Collected data:
---------------

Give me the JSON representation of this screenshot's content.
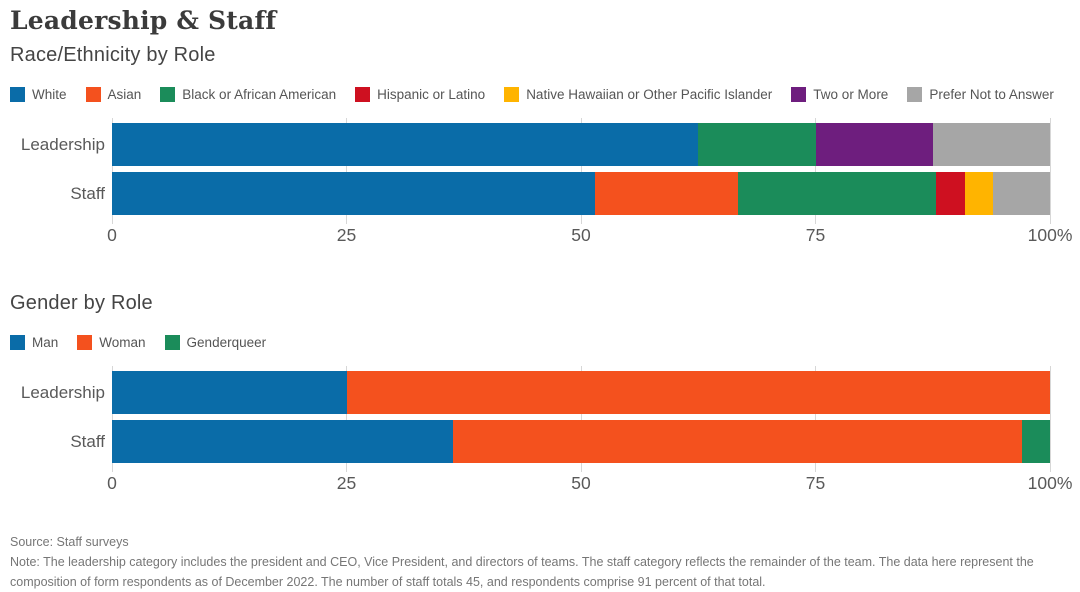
{
  "page": {
    "title": "Leadership & Staff",
    "source": "Source: Staff surveys",
    "note": "Note: The leadership category includes the president and CEO, Vice President, and directors of teams. The staff category reflects the remainder of the team. The data here represent the composition of form respondents as of December 2022. The number of staff totals 45, and respondents comprise 91 percent of that total."
  },
  "chart_data": [
    {
      "type": "bar",
      "subtype": "horizontal-stacked",
      "title": "Race/Ethnicity by Role",
      "categories": [
        "Leadership",
        "Staff"
      ],
      "series": [
        {
          "name": "White",
          "color": "#0a6ca8",
          "values": [
            62.5,
            51.5
          ]
        },
        {
          "name": "Asian",
          "color": "#f4511e",
          "values": [
            0,
            15.2
          ]
        },
        {
          "name": "Black or African American",
          "color": "#1b8c5a",
          "values": [
            12.5,
            21.2
          ]
        },
        {
          "name": "Hispanic or Latino",
          "color": "#ce1020",
          "values": [
            0,
            3.0
          ]
        },
        {
          "name": "Native Hawaiian or Other Pacific Islander",
          "color": "#ffb400",
          "values": [
            0,
            3.0
          ]
        },
        {
          "name": "Two or More",
          "color": "#6e1e7e",
          "values": [
            12.5,
            0
          ]
        },
        {
          "name": "Prefer Not to Answer",
          "color": "#a6a6a6",
          "values": [
            12.5,
            6.1
          ]
        }
      ],
      "xlim": [
        0,
        100
      ],
      "x_ticks": [
        "0",
        "25",
        "50",
        "75",
        "100%"
      ],
      "x_tick_values": [
        0,
        25,
        50,
        75,
        100
      ],
      "grid": true,
      "legend_position": "top"
    },
    {
      "type": "bar",
      "subtype": "horizontal-stacked",
      "title": "Gender by Role",
      "categories": [
        "Leadership",
        "Staff"
      ],
      "series": [
        {
          "name": "Man",
          "color": "#0a6ca8",
          "values": [
            25.0,
            36.4
          ]
        },
        {
          "name": "Woman",
          "color": "#f4511e",
          "values": [
            75.0,
            60.6
          ]
        },
        {
          "name": "Genderqueer",
          "color": "#1b8c5a",
          "values": [
            0,
            3.0
          ]
        }
      ],
      "xlim": [
        0,
        100
      ],
      "x_ticks": [
        "0",
        "25",
        "50",
        "75",
        "100%"
      ],
      "x_tick_values": [
        0,
        25,
        50,
        75,
        100
      ],
      "grid": true,
      "legend_position": "top"
    }
  ]
}
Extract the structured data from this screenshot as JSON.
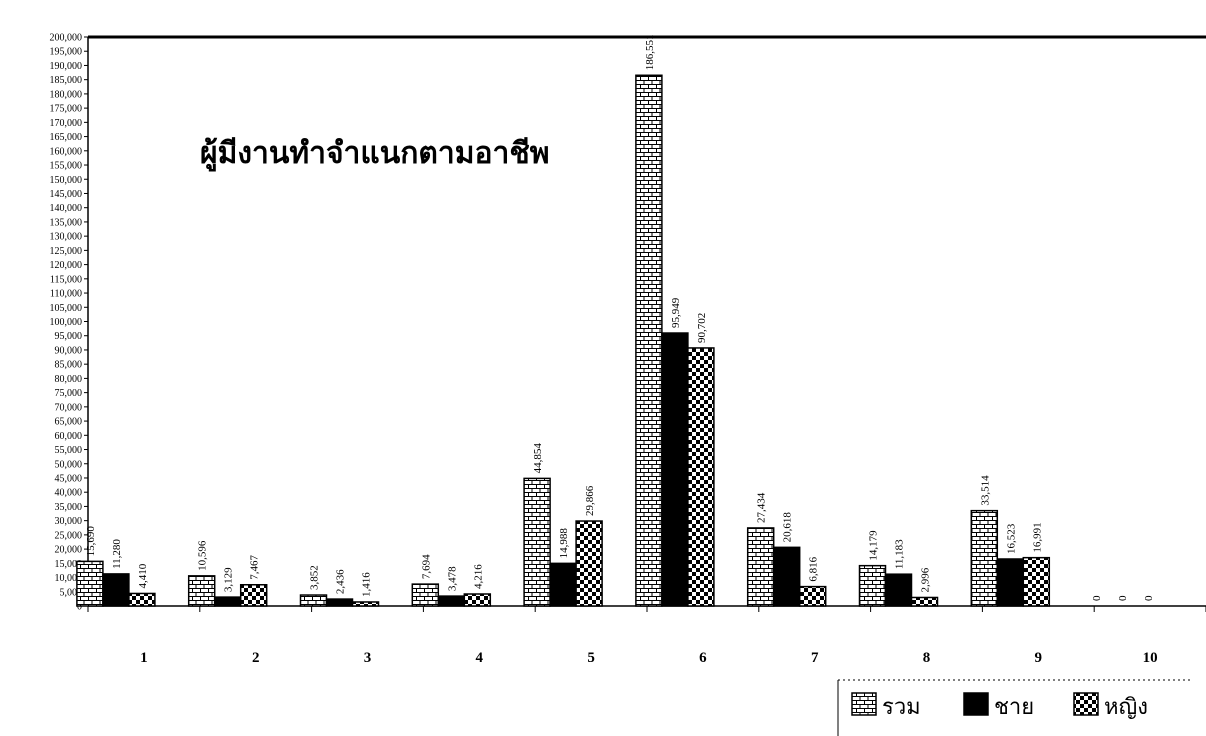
{
  "chart_data": {
    "type": "bar",
    "title": "ผู้มีงานทำจำแนกตามอาชีพ",
    "xlabel": "",
    "ylabel": "",
    "categories": [
      "1",
      "2",
      "3",
      "4",
      "5",
      "6",
      "7",
      "8",
      "9",
      "10"
    ],
    "ylim": [
      0,
      200000
    ],
    "ytick_step": 5000,
    "ytick_labels": [
      "0",
      "5,000",
      "10,000",
      "15,000",
      "20,000",
      "25,000",
      "30,000",
      "35,000",
      "40,000",
      "45,000",
      "50,000",
      "55,000",
      "60,000",
      "65,000",
      "70,000",
      "75,000",
      "80,000",
      "85,000",
      "90,000",
      "95,000",
      "100,000",
      "105,000",
      "110,000",
      "115,000",
      "120,000",
      "125,000",
      "130,000",
      "135,000",
      "140,000",
      "145,000",
      "150,000",
      "155,000",
      "160,000",
      "165,000",
      "170,000",
      "175,000",
      "180,000",
      "185,000",
      "190,000",
      "195,000",
      "200,000"
    ],
    "legend_position": "bottom-right",
    "series": [
      {
        "name": "รวม",
        "pattern": "brick",
        "values": [
          15690,
          10596,
          3852,
          7694,
          44854,
          186551,
          27434,
          14179,
          33514,
          0
        ],
        "labels": [
          "15,690",
          "10,596",
          "3,852",
          "7,694",
          "44,854",
          "186,551",
          "27,434",
          "14,179",
          "33,514",
          "0"
        ]
      },
      {
        "name": "ชาย",
        "pattern": "solid",
        "values": [
          11280,
          3129,
          2436,
          3478,
          14988,
          95949,
          20618,
          11183,
          16523,
          0
        ],
        "labels": [
          "11,280",
          "3,129",
          "2,436",
          "3,478",
          "14,988",
          "95,949",
          "20,618",
          "11,183",
          "16,523",
          "0"
        ]
      },
      {
        "name": "หญิง",
        "pattern": "checker",
        "values": [
          4410,
          7467,
          1416,
          4216,
          29866,
          90702,
          6816,
          2996,
          16991,
          0
        ],
        "labels": [
          "4,410",
          "7,467",
          "1,416",
          "4,216",
          "29,866",
          "90,702",
          "6,816",
          "2,996",
          "16,991",
          "0"
        ]
      }
    ]
  }
}
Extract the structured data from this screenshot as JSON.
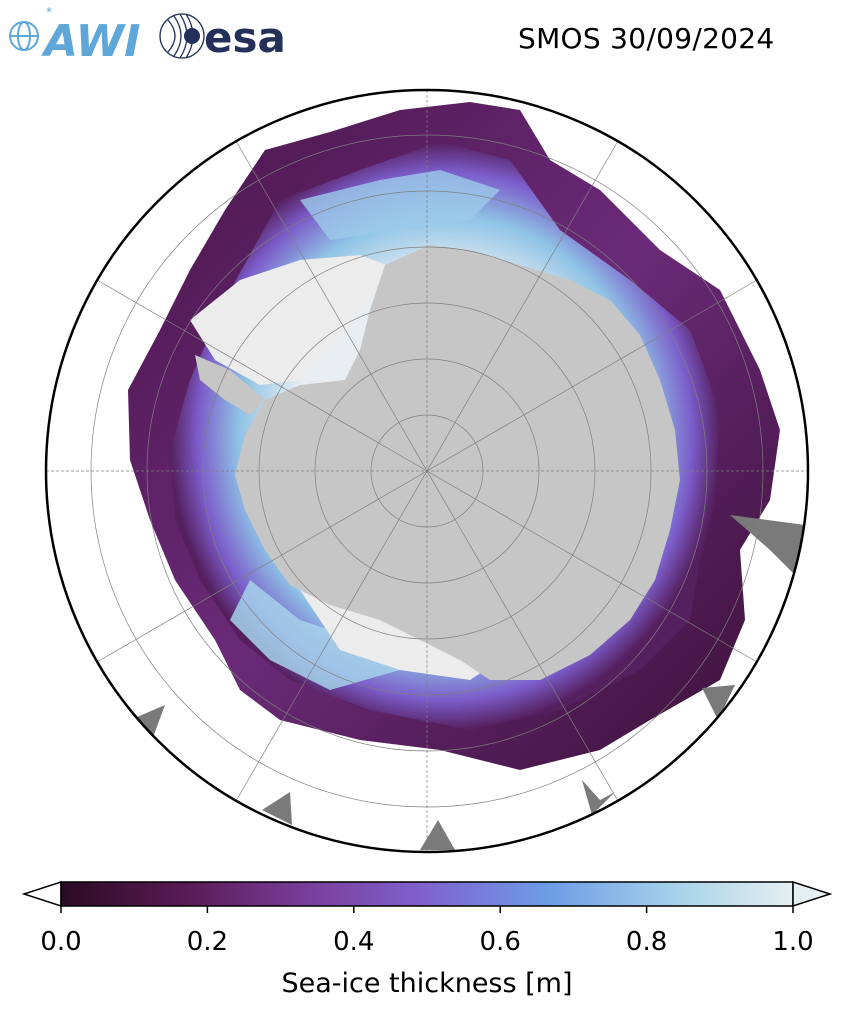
{
  "header": {
    "title": "SMOS 30/09/2024",
    "logos": [
      {
        "name": "awi-logo",
        "text": "AWI"
      },
      {
        "name": "esa-logo",
        "text": "esa"
      }
    ]
  },
  "map": {
    "projection": "south-polar-stereographic",
    "region": "Antarctic sea ice",
    "colors": {
      "land": "#c6c6c6",
      "ice_shelf": "#e8e8e8",
      "no_data": "#7a7a7a",
      "ocean": "#ffffff",
      "graticule": "#7f7f7f",
      "border": "#000000"
    }
  },
  "colorbar": {
    "label": "Sea-ice thickness [m]",
    "min": 0.0,
    "max": 1.0,
    "extend": "both",
    "ticks": [
      "0.0",
      "0.2",
      "0.4",
      "0.6",
      "0.8",
      "1.0"
    ],
    "colormap": [
      "#2b0b24",
      "#5a1a55",
      "#7a3e9c",
      "#7f63cf",
      "#6d9ee6",
      "#a6d2ea",
      "#e6eff0"
    ]
  }
}
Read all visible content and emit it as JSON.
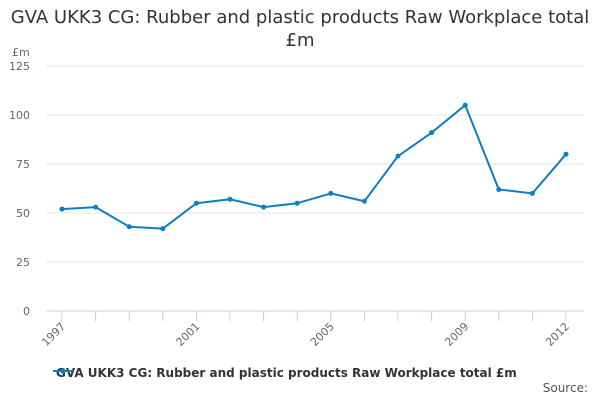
{
  "chart_data": {
    "type": "line",
    "title": "GVA UKK3 CG: Rubber and plastic products Raw Workplace total £m",
    "ylabel": "£m",
    "xlabel": "",
    "x": [
      1997,
      1998,
      1999,
      2000,
      2001,
      2002,
      2003,
      2004,
      2005,
      2006,
      2007,
      2008,
      2009,
      2010,
      2011,
      2012
    ],
    "x_tick_labels": [
      "1997",
      "2001",
      "2005",
      "2009",
      "2012"
    ],
    "y_ticks": [
      0,
      25,
      50,
      75,
      100,
      125
    ],
    "ylim": [
      0,
      125
    ],
    "grid": true,
    "legend_placement": "bottom",
    "series": [
      {
        "name": "GVA UKK3 CG: Rubber and plastic products Raw Workplace total £m",
        "color": "#0e7dc2",
        "values": [
          52,
          53,
          43,
          42,
          55,
          57,
          53,
          55,
          60,
          56,
          79,
          91,
          105,
          62,
          60,
          80
        ]
      }
    ]
  },
  "source_label": "Source:"
}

---------------

§ **Problem requirements**
Repeat the lines above exactly, and keep every picture out.

§ **Written response**
Give me the JSON representation of this screenshot's content.
{
  "page": {
    "title": "Leadership & Staff",
    "source": "Source: Staff surveys",
    "note": "Note: The leadership category includes the president and CEO, Vice President, and directors of teams. The staff category reflects the remainder of the team. The data here represent the composition of form respondents as of December 2022. The number of staff totals 45, and respondents comprise 91 percent of that total."
  },
  "chart_data": [
    {
      "type": "bar",
      "subtype": "horizontal-stacked",
      "title": "Race/Ethnicity by Role",
      "categories": [
        "Leadership",
        "Staff"
      ],
      "series": [
        {
          "name": "White",
          "color": "#0a6ca8",
          "values": [
            62.5,
            51.5
          ]
        },
        {
          "name": "Asian",
          "color": "#f4511e",
          "values": [
            0,
            15.2
          ]
        },
        {
          "name": "Black or African American",
          "color": "#1b8c5a",
          "values": [
            12.5,
            21.2
          ]
        },
        {
          "name": "Hispanic or Latino",
          "color": "#ce1020",
          "values": [
            0,
            3.0
          ]
        },
        {
          "name": "Native Hawaiian or Other Pacific Islander",
          "color": "#ffb400",
          "values": [
            0,
            3.0
          ]
        },
        {
          "name": "Two or More",
          "color": "#6e1e7e",
          "values": [
            12.5,
            0
          ]
        },
        {
          "name": "Prefer Not to Answer",
          "color": "#a6a6a6",
          "values": [
            12.5,
            6.1
          ]
        }
      ],
      "xlim": [
        0,
        100
      ],
      "x_ticks": [
        "0",
        "25",
        "50",
        "75",
        "100%"
      ],
      "x_tick_values": [
        0,
        25,
        50,
        75,
        100
      ],
      "grid": true,
      "legend_position": "top"
    },
    {
      "type": "bar",
      "subtype": "horizontal-stacked",
      "title": "Gender by Role",
      "categories": [
        "Leadership",
        "Staff"
      ],
      "series": [
        {
          "name": "Man",
          "color": "#0a6ca8",
          "values": [
            25.0,
            36.4
          ]
        },
        {
          "name": "Woman",
          "color": "#f4511e",
          "values": [
            75.0,
            60.6
          ]
        },
        {
          "name": "Genderqueer",
          "color": "#1b8c5a",
          "values": [
            0,
            3.0
          ]
        }
      ],
      "xlim": [
        0,
        100
      ],
      "x_ticks": [
        "0",
        "25",
        "50",
        "75",
        "100%"
      ],
      "x_tick_values": [
        0,
        25,
        50,
        75,
        100
      ],
      "grid": true,
      "legend_position": "top"
    }
  ]
}
Extract the structured data from this screenshot as JSON.
{
  "chart_data": {
    "type": "bar",
    "title": "ผู้มีงานทำจำแนกตามอาชีพ",
    "xlabel": "",
    "ylabel": "",
    "categories": [
      "1",
      "2",
      "3",
      "4",
      "5",
      "6",
      "7",
      "8",
      "9",
      "10"
    ],
    "ylim": [
      0,
      200000
    ],
    "ytick_step": 5000,
    "ytick_labels": [
      "0",
      "5,000",
      "10,000",
      "15,000",
      "20,000",
      "25,000",
      "30,000",
      "35,000",
      "40,000",
      "45,000",
      "50,000",
      "55,000",
      "60,000",
      "65,000",
      "70,000",
      "75,000",
      "80,000",
      "85,000",
      "90,000",
      "95,000",
      "100,000",
      "105,000",
      "110,000",
      "115,000",
      "120,000",
      "125,000",
      "130,000",
      "135,000",
      "140,000",
      "145,000",
      "150,000",
      "155,000",
      "160,000",
      "165,000",
      "170,000",
      "175,000",
      "180,000",
      "185,000",
      "190,000",
      "195,000",
      "200,000"
    ],
    "legend_position": "bottom-right",
    "series": [
      {
        "name": "รวม",
        "pattern": "brick",
        "values": [
          15690,
          10596,
          3852,
          7694,
          44854,
          186551,
          27434,
          14179,
          33514,
          0
        ],
        "labels": [
          "15,690",
          "10,596",
          "3,852",
          "7,694",
          "44,854",
          "186,551",
          "27,434",
          "14,179",
          "33,514",
          "0"
        ]
      },
      {
        "name": "ชาย",
        "pattern": "solid",
        "values": [
          11280,
          3129,
          2436,
          3478,
          14988,
          95949,
          20618,
          11183,
          16523,
          0
        ],
        "labels": [
          "11,280",
          "3,129",
          "2,436",
          "3,478",
          "14,988",
          "95,949",
          "20,618",
          "11,183",
          "16,523",
          "0"
        ]
      },
      {
        "name": "หญิง",
        "pattern": "checker",
        "values": [
          4410,
          7467,
          1416,
          4216,
          29866,
          90702,
          6816,
          2996,
          16991,
          0
        ],
        "labels": [
          "4,410",
          "7,467",
          "1,416",
          "4,216",
          "29,866",
          "90,702",
          "6,816",
          "2,996",
          "16,991",
          "0"
        ]
      }
    ]
  }
}
Extract the structured data from this screenshot as JSON.
{
  "header": {
    "title": "SMOS 30/09/2024",
    "logos": [
      {
        "name": "awi-logo",
        "text": "AWI"
      },
      {
        "name": "esa-logo",
        "text": "esa"
      }
    ]
  },
  "map": {
    "projection": "south-polar-stereographic",
    "region": "Antarctic sea ice",
    "colors": {
      "land": "#c6c6c6",
      "ice_shelf": "#e8e8e8",
      "no_data": "#7a7a7a",
      "ocean": "#ffffff",
      "graticule": "#7f7f7f",
      "border": "#000000"
    }
  },
  "colorbar": {
    "label": "Sea-ice thickness [m]",
    "min": 0.0,
    "max": 1.0,
    "extend": "both",
    "ticks": [
      "0.0",
      "0.2",
      "0.4",
      "0.6",
      "0.8",
      "1.0"
    ],
    "colormap": [
      "#2b0b24",
      "#5a1a55",
      "#7a3e9c",
      "#7f63cf",
      "#6d9ee6",
      "#a6d2ea",
      "#e6eff0"
    ]
  }
}
Read all visible content and emit it as JSON.
{
  "chart_data": {
    "type": "line",
    "title": "GVA UKK3 CG: Rubber and plastic products Raw Workplace total £m",
    "ylabel": "£m",
    "xlabel": "",
    "x": [
      1997,
      1998,
      1999,
      2000,
      2001,
      2002,
      2003,
      2004,
      2005,
      2006,
      2007,
      2008,
      2009,
      2010,
      2011,
      2012
    ],
    "x_tick_labels": [
      "1997",
      "2001",
      "2005",
      "2009",
      "2012"
    ],
    "y_ticks": [
      0,
      25,
      50,
      75,
      100,
      125
    ],
    "ylim": [
      0,
      125
    ],
    "grid": true,
    "legend_placement": "bottom",
    "series": [
      {
        "name": "GVA UKK3 CG: Rubber and plastic products Raw Workplace total £m",
        "color": "#0e7dc2",
        "values": [
          52,
          53,
          43,
          42,
          55,
          57,
          53,
          55,
          60,
          56,
          79,
          91,
          105,
          62,
          60,
          80
        ]
      }
    ]
  },
  "source_label": "Source:"
}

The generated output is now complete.